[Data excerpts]
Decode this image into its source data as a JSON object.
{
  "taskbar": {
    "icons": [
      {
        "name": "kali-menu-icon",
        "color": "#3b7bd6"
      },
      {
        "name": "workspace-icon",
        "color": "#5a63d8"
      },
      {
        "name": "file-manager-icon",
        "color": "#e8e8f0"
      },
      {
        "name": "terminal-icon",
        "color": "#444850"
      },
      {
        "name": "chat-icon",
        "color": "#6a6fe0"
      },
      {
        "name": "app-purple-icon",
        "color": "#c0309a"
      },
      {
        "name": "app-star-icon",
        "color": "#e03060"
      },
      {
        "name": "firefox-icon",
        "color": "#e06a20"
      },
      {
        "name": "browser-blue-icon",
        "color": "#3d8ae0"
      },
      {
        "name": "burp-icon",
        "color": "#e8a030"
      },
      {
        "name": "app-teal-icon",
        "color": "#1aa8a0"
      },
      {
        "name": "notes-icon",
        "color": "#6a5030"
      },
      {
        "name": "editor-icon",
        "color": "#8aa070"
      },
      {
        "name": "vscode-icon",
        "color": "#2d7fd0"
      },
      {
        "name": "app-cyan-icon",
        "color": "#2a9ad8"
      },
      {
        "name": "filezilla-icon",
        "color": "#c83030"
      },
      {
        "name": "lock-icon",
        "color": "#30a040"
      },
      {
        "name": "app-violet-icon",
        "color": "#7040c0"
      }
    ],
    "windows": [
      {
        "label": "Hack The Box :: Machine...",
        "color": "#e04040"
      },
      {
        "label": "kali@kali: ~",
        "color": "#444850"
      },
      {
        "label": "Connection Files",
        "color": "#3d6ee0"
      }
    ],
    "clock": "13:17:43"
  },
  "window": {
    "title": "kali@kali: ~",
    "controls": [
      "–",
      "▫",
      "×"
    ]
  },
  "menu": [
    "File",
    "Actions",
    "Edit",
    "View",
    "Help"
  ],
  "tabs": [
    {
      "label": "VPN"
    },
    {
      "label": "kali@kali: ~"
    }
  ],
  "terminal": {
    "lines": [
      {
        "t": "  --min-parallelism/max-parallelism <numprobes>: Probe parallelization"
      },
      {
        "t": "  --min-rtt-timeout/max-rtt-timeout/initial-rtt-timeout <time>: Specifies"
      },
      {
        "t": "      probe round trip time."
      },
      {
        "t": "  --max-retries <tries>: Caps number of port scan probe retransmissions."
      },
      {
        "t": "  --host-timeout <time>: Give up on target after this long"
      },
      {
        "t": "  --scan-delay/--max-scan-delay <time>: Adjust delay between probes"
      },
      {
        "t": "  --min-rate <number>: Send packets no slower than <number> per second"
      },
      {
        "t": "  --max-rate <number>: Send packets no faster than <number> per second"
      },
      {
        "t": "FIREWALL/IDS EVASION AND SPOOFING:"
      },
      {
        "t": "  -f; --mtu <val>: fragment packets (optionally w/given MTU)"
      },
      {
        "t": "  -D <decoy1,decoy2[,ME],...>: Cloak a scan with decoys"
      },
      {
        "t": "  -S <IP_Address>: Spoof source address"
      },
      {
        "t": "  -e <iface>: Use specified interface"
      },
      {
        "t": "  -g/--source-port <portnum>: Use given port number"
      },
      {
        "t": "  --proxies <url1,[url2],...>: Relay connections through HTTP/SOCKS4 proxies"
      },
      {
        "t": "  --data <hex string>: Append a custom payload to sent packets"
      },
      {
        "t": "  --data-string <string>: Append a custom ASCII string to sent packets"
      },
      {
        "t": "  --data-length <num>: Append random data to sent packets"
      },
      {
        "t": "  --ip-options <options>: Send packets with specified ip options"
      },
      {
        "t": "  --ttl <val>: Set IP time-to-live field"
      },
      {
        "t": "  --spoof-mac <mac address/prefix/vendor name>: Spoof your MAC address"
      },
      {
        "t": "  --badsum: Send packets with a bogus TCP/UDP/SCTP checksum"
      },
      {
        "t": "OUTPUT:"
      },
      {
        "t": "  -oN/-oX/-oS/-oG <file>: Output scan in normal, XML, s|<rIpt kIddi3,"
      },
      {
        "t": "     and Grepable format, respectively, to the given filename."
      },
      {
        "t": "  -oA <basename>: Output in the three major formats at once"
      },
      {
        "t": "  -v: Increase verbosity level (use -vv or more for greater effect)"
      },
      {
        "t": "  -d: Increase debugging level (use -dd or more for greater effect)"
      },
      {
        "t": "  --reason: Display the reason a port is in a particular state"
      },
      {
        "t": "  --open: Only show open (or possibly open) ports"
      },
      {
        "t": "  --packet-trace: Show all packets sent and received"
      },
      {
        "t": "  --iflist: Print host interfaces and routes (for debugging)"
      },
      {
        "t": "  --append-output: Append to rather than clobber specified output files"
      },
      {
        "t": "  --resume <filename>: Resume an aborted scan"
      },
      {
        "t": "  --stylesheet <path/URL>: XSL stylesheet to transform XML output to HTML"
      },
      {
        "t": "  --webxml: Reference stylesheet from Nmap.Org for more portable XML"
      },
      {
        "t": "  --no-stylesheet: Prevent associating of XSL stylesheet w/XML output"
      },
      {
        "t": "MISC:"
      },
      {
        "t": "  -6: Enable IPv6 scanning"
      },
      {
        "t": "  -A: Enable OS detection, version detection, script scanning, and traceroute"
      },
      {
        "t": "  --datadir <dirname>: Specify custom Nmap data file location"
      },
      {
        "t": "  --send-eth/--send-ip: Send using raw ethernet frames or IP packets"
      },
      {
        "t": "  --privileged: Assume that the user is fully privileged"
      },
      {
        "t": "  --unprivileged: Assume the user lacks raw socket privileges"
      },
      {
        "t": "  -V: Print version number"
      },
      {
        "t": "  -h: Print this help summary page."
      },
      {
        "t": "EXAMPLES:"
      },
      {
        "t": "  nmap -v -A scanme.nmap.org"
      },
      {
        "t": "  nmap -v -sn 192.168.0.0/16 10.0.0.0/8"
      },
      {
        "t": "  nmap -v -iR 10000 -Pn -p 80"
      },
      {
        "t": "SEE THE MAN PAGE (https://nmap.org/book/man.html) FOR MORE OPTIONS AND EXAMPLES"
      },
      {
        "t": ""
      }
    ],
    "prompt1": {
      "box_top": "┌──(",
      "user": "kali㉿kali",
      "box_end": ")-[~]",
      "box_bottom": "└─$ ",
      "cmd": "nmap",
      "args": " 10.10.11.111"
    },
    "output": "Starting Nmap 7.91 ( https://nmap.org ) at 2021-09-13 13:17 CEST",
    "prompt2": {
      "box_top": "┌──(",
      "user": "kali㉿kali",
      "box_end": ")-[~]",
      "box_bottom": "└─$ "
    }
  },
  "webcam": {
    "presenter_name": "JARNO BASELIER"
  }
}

** Work required **
Print the records above in full, exactly.

** Right answer **
Decode this image into its source data as a JSON object.
{
  "taskbar": {
    "icons": [
      {
        "name": "kali-menu-icon",
        "color": "#3b7bd6"
      },
      {
        "name": "workspace-icon",
        "color": "#5a63d8"
      },
      {
        "name": "file-manager-icon",
        "color": "#e8e8f0"
      },
      {
        "name": "terminal-icon",
        "color": "#444850"
      },
      {
        "name": "chat-icon",
        "color": "#6a6fe0"
      },
      {
        "name": "app-purple-icon",
        "color": "#c0309a"
      },
      {
        "name": "app-star-icon",
        "color": "#e03060"
      },
      {
        "name": "firefox-icon",
        "color": "#e06a20"
      },
      {
        "name": "browser-blue-icon",
        "color": "#3d8ae0"
      },
      {
        "name": "burp-icon",
        "color": "#e8a030"
      },
      {
        "name": "app-teal-icon",
        "color": "#1aa8a0"
      },
      {
        "name": "notes-icon",
        "color": "#6a5030"
      },
      {
        "name": "editor-icon",
        "color": "#8aa070"
      },
      {
        "name": "vscode-icon",
        "color": "#2d7fd0"
      },
      {
        "name": "app-cyan-icon",
        "color": "#2a9ad8"
      },
      {
        "name": "filezilla-icon",
        "color": "#c83030"
      },
      {
        "name": "lock-icon",
        "color": "#30a040"
      },
      {
        "name": "app-violet-icon",
        "color": "#7040c0"
      }
    ],
    "windows": [
      {
        "label": "Hack The Box :: Machine...",
        "color": "#e04040"
      },
      {
        "label": "kali@kali: ~",
        "color": "#444850"
      },
      {
        "label": "Connection Files",
        "color": "#3d6ee0"
      }
    ],
    "clock": "13:17:43"
  },
  "window": {
    "title": "kali@kali: ~",
    "controls": [
      "–",
      "▫",
      "×"
    ]
  },
  "menu": [
    "File",
    "Actions",
    "Edit",
    "View",
    "Help"
  ],
  "tabs": [
    {
      "label": "VPN"
    },
    {
      "label": "kali@kali: ~"
    }
  ],
  "terminal": {
    "lines": [
      {
        "t": "  --min-parallelism/max-parallelism <numprobes>: Probe parallelization"
      },
      {
        "t": "  --min-rtt-timeout/max-rtt-timeout/initial-rtt-timeout <time>: Specifies"
      },
      {
        "t": "      probe round trip time."
      },
      {
        "t": "  --max-retries <tries>: Caps number of port scan probe retransmissions."
      },
      {
        "t": "  --host-timeout <time>: Give up on target after this long"
      },
      {
        "t": "  --scan-delay/--max-scan-delay <time>: Adjust delay between probes"
      },
      {
        "t": "  --min-rate <number>: Send packets no slower than <number> per second"
      },
      {
        "t": "  --max-rate <number>: Send packets no faster than <number> per second"
      },
      {
        "t": "FIREWALL/IDS EVASION AND SPOOFING:"
      },
      {
        "t": "  -f; --mtu <val>: fragment packets (optionally w/given MTU)"
      },
      {
        "t": "  -D <decoy1,decoy2[,ME],...>: Cloak a scan with decoys"
      },
      {
        "t": "  -S <IP_Address>: Spoof source address"
      },
      {
        "t": "  -e <iface>: Use specified interface"
      },
      {
        "t": "  -g/--source-port <portnum>: Use given port number"
      },
      {
        "t": "  --proxies <url1,[url2],...>: Relay connections through HTTP/SOCKS4 proxies"
      },
      {
        "t": "  --data <hex string>: Append a custom payload to sent packets"
      },
      {
        "t": "  --data-string <string>: Append a custom ASCII string to sent packets"
      },
      {
        "t": "  --data-length <num>: Append random data to sent packets"
      },
      {
        "t": "  --ip-options <options>: Send packets with specified ip options"
      },
      {
        "t": "  --ttl <val>: Set IP time-to-live field"
      },
      {
        "t": "  --spoof-mac <mac address/prefix/vendor name>: Spoof your MAC address"
      },
      {
        "t": "  --badsum: Send packets with a bogus TCP/UDP/SCTP checksum"
      },
      {
        "t": "OUTPUT:"
      },
      {
        "t": "  -oN/-oX/-oS/-oG <file>: Output scan in normal, XML, s|<rIpt kIddi3,"
      },
      {
        "t": "     and Grepable format, respectively, to the given filename."
      },
      {
        "t": "  -oA <basename>: Output in the three major formats at once"
      },
      {
        "t": "  -v: Increase verbosity level (use -vv or more for greater effect)"
      },
      {
        "t": "  -d: Increase debugging level (use -dd or more for greater effect)"
      },
      {
        "t": "  --reason: Display the reason a port is in a particular state"
      },
      {
        "t": "  --open: Only show open (or possibly open) ports"
      },
      {
        "t": "  --packet-trace: Show all packets sent and received"
      },
      {
        "t": "  --iflist: Print host interfaces and routes (for debugging)"
      },
      {
        "t": "  --append-output: Append to rather than clobber specified output files"
      },
      {
        "t": "  --resume <filename>: Resume an aborted scan"
      },
      {
        "t": "  --stylesheet <path/URL>: XSL stylesheet to transform XML output to HTML"
      },
      {
        "t": "  --webxml: Reference stylesheet from Nmap.Org for more portable XML"
      },
      {
        "t": "  --no-stylesheet: Prevent associating of XSL stylesheet w/XML output"
      },
      {
        "t": "MISC:"
      },
      {
        "t": "  -6: Enable IPv6 scanning"
      },
      {
        "t": "  -A: Enable OS detection, version detection, script scanning, and traceroute"
      },
      {
        "t": "  --datadir <dirname>: Specify custom Nmap data file location"
      },
      {
        "t": "  --send-eth/--send-ip: Send using raw ethernet frames or IP packets"
      },
      {
        "t": "  --privileged: Assume that the user is fully privileged"
      },
      {
        "t": "  --unprivileged: Assume the user lacks raw socket privileges"
      },
      {
        "t": "  -V: Print version number"
      },
      {
        "t": "  -h: Print this help summary page."
      },
      {
        "t": "EXAMPLES:"
      },
      {
        "t": "  nmap -v -A scanme.nmap.org"
      },
      {
        "t": "  nmap -v -sn 192.168.0.0/16 10.0.0.0/8"
      },
      {
        "t": "  nmap -v -iR 10000 -Pn -p 80"
      },
      {
        "t": "SEE THE MAN PAGE (https://nmap.org/book/man.html) FOR MORE OPTIONS AND EXAMPLES"
      },
      {
        "t": ""
      }
    ],
    "prompt1": {
      "box_top": "┌──(",
      "user": "kali㉿kali",
      "box_end": ")-[~]",
      "box_bottom": "└─$ ",
      "cmd": "nmap",
      "args": " 10.10.11.111"
    },
    "output": "Starting Nmap 7.91 ( https://nmap.org ) at 2021-09-13 13:17 CEST",
    "prompt2": {
      "box_top": "┌──(",
      "user": "kali㉿kali",
      "box_end": ")-[~]",
      "box_bottom": "└─$ "
    }
  },
  "webcam": {
    "presenter_name": "JARNO BASELIER"
  }
}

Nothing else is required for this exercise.